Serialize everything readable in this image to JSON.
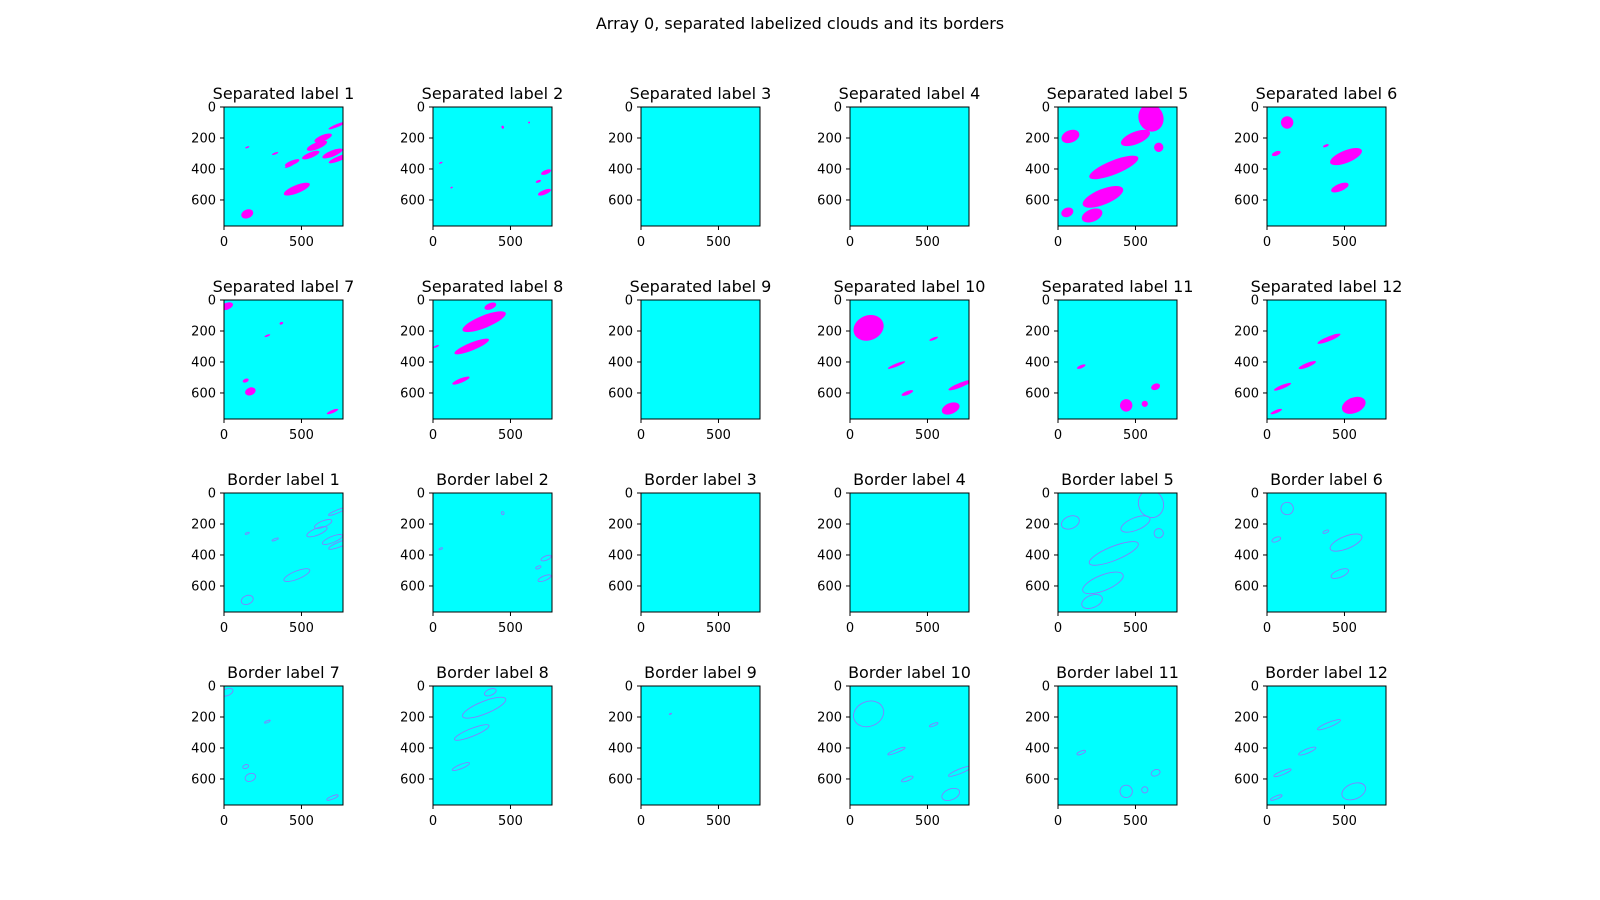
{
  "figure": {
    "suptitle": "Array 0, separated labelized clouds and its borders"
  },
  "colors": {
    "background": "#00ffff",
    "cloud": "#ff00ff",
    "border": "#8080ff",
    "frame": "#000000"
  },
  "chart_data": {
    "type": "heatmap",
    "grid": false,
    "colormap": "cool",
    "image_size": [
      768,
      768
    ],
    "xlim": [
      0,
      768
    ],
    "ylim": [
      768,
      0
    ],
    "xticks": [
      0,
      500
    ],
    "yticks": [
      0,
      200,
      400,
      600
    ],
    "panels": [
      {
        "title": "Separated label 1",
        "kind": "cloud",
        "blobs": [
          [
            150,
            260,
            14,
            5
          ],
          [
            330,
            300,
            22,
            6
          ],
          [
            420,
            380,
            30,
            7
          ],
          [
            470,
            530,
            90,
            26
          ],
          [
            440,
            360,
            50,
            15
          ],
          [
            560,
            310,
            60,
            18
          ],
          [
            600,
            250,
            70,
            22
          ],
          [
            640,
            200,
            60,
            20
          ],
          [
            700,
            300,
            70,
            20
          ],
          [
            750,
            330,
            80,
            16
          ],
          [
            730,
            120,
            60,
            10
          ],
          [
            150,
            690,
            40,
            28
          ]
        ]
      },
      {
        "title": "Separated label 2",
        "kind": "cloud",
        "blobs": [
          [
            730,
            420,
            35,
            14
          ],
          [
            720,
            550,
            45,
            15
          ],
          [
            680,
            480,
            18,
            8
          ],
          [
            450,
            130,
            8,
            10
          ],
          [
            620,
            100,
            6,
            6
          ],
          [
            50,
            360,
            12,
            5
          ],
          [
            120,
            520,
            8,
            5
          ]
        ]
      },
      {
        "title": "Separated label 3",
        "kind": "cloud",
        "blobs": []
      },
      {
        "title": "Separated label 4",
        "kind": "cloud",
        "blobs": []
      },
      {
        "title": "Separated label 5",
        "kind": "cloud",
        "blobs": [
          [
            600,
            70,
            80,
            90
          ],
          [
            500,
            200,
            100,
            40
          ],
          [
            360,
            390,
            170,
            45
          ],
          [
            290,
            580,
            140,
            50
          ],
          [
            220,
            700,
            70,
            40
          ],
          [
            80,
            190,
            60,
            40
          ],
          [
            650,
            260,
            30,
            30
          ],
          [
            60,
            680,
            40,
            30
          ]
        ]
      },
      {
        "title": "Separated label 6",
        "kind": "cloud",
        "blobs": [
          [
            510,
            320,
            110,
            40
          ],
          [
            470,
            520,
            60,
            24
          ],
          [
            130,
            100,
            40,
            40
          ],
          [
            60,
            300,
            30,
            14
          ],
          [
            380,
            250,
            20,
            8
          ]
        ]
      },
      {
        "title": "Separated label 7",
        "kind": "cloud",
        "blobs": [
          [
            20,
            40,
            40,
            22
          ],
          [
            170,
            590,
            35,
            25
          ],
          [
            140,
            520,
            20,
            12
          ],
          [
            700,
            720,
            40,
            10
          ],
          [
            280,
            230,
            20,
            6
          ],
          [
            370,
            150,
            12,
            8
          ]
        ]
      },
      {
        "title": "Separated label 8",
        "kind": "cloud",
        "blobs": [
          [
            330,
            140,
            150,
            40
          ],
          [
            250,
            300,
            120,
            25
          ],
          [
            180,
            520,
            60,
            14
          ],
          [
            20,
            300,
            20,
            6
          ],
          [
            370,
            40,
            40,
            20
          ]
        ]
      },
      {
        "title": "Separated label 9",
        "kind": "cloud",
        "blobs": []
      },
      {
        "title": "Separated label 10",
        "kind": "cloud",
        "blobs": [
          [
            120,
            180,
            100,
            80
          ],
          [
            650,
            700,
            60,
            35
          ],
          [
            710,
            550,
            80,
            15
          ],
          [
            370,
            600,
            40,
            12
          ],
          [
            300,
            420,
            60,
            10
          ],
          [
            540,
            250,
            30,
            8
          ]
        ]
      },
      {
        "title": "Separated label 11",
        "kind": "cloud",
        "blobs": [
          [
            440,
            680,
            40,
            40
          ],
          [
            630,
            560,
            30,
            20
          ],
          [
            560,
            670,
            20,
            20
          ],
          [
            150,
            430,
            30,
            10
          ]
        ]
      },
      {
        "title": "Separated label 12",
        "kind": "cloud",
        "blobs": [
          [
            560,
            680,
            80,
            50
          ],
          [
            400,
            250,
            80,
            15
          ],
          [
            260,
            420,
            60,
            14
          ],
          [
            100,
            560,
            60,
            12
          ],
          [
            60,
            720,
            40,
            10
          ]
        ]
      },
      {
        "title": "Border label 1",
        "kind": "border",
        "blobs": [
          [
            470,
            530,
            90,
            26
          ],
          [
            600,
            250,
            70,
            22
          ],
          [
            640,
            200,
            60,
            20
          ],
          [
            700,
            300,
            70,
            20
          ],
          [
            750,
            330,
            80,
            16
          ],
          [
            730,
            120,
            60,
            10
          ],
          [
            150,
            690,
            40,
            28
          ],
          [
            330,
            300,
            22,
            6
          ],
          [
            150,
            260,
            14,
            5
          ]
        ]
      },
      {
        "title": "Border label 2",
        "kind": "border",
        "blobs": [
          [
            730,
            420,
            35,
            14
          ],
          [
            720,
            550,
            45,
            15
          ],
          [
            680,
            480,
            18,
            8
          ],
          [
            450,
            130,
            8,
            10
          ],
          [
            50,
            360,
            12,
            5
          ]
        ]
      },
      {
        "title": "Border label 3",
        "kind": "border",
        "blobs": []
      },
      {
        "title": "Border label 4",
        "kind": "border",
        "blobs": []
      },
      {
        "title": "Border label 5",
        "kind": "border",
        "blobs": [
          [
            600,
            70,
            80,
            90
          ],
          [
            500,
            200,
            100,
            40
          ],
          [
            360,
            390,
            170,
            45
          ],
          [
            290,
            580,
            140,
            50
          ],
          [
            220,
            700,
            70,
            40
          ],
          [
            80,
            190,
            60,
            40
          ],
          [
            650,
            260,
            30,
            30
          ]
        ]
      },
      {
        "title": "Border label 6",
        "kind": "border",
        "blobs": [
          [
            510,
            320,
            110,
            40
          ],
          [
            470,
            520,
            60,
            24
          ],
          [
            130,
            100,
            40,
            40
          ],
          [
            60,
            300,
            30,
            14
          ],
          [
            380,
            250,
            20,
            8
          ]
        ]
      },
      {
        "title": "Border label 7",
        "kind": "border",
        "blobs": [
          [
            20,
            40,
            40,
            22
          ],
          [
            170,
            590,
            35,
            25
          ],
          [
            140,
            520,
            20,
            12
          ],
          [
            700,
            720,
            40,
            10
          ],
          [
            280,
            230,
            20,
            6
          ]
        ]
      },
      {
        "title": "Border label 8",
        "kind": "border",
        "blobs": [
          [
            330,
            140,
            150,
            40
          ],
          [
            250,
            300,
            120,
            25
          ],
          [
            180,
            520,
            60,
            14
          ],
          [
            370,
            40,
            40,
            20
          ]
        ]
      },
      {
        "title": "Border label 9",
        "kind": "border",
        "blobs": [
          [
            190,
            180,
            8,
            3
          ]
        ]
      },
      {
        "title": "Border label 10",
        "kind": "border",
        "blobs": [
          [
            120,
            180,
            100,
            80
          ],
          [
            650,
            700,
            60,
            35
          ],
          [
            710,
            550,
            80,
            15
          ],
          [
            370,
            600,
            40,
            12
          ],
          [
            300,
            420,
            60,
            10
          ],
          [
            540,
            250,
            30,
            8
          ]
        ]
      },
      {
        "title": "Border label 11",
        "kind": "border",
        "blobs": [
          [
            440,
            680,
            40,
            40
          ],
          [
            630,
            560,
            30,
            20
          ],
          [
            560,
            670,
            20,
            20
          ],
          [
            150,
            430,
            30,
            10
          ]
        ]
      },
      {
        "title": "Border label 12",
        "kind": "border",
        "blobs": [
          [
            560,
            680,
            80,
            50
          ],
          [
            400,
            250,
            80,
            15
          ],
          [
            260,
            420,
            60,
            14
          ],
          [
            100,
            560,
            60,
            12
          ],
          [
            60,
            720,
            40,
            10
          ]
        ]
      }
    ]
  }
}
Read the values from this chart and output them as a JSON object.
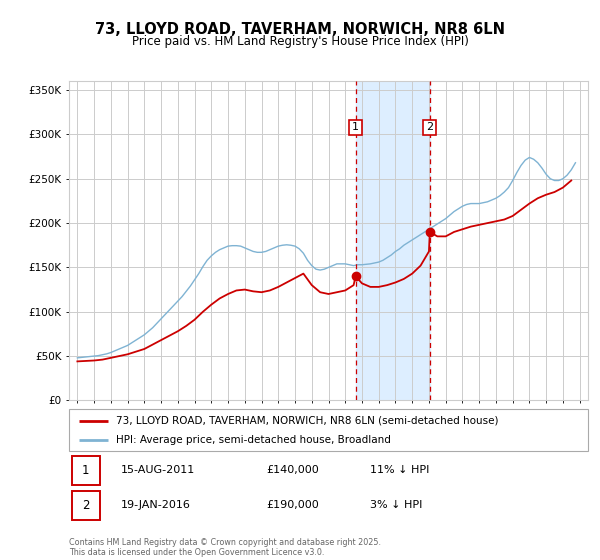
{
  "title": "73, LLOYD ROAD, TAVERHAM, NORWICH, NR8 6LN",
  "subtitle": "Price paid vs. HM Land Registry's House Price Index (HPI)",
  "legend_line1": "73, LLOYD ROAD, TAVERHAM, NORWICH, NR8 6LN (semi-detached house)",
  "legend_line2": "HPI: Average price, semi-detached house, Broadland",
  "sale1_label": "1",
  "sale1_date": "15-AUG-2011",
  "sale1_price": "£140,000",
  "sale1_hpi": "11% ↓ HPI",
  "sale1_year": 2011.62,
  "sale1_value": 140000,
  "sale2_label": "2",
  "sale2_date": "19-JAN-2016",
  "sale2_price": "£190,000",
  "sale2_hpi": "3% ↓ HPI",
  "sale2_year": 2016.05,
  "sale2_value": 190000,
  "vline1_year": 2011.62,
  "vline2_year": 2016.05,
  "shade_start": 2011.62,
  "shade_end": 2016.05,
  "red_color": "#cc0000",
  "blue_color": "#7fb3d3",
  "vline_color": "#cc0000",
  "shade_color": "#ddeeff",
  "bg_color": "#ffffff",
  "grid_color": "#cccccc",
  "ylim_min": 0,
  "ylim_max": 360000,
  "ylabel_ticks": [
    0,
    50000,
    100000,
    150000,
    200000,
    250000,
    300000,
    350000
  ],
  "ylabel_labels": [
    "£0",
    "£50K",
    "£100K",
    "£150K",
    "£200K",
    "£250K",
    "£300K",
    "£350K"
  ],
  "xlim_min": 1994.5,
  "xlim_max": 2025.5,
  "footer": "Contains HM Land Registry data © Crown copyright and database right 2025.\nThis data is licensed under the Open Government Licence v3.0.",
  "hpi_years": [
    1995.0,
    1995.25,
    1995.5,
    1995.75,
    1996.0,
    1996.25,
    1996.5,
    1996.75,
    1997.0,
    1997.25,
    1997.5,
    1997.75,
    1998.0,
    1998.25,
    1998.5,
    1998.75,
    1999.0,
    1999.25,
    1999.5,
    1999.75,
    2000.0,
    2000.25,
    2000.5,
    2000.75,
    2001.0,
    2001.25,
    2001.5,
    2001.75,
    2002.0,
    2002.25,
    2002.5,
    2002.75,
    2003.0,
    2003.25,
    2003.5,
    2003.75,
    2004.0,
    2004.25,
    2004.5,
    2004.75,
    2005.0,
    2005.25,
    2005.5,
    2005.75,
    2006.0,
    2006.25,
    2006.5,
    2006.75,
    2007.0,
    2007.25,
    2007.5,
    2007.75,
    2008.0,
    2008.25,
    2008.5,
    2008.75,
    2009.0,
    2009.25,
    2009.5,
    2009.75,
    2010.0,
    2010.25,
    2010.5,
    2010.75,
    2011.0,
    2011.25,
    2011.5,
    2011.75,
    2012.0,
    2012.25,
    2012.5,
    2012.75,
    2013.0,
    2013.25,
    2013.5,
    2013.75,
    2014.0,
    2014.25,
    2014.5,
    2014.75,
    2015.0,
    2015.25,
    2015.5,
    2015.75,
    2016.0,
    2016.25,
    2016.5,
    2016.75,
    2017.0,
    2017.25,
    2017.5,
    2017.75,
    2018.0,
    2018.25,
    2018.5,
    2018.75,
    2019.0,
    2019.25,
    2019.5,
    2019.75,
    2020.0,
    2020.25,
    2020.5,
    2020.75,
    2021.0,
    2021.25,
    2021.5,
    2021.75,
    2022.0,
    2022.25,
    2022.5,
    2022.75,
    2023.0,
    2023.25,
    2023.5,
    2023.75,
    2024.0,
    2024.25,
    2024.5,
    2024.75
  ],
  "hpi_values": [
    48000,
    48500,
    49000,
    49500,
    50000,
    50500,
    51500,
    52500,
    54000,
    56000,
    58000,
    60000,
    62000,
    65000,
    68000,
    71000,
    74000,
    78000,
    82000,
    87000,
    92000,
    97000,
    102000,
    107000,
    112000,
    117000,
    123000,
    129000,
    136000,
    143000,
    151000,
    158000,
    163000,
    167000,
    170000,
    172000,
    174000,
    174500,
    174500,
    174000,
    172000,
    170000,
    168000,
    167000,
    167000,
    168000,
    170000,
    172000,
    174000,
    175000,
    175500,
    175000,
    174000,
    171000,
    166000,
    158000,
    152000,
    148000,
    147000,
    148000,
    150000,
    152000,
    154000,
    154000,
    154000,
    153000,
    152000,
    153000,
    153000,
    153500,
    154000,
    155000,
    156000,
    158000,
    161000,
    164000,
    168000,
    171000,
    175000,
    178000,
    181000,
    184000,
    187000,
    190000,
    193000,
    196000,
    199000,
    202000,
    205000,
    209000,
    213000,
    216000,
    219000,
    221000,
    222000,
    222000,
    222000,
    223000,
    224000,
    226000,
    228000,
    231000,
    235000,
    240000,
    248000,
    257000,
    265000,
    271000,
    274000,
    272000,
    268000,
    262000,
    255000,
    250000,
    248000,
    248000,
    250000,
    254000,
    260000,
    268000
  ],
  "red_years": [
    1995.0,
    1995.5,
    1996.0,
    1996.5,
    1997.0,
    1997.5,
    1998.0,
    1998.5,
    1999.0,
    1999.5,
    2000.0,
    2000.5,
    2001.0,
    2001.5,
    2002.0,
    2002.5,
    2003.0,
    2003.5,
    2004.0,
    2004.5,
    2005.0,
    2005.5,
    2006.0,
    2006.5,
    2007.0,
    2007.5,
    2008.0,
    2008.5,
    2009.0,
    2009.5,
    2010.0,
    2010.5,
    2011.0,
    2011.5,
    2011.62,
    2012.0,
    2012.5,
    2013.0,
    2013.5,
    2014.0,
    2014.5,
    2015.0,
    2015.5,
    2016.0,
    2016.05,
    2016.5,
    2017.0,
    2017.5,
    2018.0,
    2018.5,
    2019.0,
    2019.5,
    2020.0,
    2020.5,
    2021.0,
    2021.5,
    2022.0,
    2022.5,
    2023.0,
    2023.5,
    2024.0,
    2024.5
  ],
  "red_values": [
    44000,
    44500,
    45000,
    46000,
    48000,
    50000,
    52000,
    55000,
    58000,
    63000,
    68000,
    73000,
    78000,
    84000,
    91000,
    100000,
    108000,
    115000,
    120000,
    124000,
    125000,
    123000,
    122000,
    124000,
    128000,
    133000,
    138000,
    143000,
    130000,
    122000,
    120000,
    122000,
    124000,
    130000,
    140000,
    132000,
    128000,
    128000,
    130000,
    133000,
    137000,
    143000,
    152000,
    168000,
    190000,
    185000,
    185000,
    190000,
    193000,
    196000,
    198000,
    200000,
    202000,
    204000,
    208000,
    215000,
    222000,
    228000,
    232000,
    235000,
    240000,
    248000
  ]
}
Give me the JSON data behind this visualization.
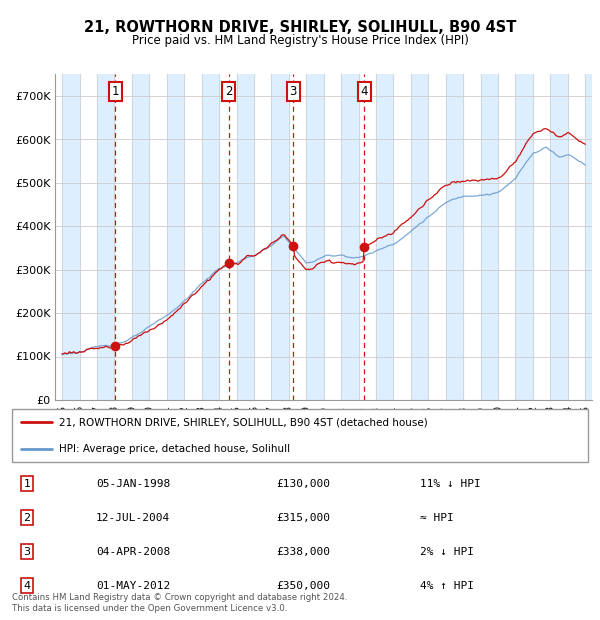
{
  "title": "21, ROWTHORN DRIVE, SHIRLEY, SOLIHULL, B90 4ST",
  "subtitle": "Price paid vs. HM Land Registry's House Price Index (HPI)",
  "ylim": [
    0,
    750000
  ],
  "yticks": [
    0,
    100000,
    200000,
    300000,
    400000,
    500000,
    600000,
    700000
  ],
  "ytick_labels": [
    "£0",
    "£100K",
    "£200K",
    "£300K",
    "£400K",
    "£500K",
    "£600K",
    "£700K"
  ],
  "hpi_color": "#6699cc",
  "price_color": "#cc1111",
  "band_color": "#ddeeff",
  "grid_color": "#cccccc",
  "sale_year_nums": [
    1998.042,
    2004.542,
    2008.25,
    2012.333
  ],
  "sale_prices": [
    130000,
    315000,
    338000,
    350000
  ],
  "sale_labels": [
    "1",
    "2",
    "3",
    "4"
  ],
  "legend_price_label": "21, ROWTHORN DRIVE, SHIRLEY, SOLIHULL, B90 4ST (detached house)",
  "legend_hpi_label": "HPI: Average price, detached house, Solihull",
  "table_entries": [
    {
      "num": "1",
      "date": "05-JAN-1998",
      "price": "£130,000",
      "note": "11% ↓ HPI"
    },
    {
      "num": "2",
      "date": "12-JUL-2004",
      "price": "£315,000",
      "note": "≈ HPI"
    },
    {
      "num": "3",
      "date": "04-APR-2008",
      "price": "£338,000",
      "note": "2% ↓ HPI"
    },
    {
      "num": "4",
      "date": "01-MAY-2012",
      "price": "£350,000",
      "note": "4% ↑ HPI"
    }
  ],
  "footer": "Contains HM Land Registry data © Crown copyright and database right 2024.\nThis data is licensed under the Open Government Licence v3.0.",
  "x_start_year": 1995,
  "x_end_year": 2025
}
········
## Short task
Go through the listing above and locate each line that holds the word "copyright". Copy those lines.

## Exercise response
  "footer": "Contains HM Land Registry data © Crown copyright and database right 2025.\nThis data is licensed under the Open Government Licence v3.0.",
  "footer": "Contains HM Land Registry data © Crown copyright and database right 2024.\nThis data is licensed under the Open Government Licence v3.0.",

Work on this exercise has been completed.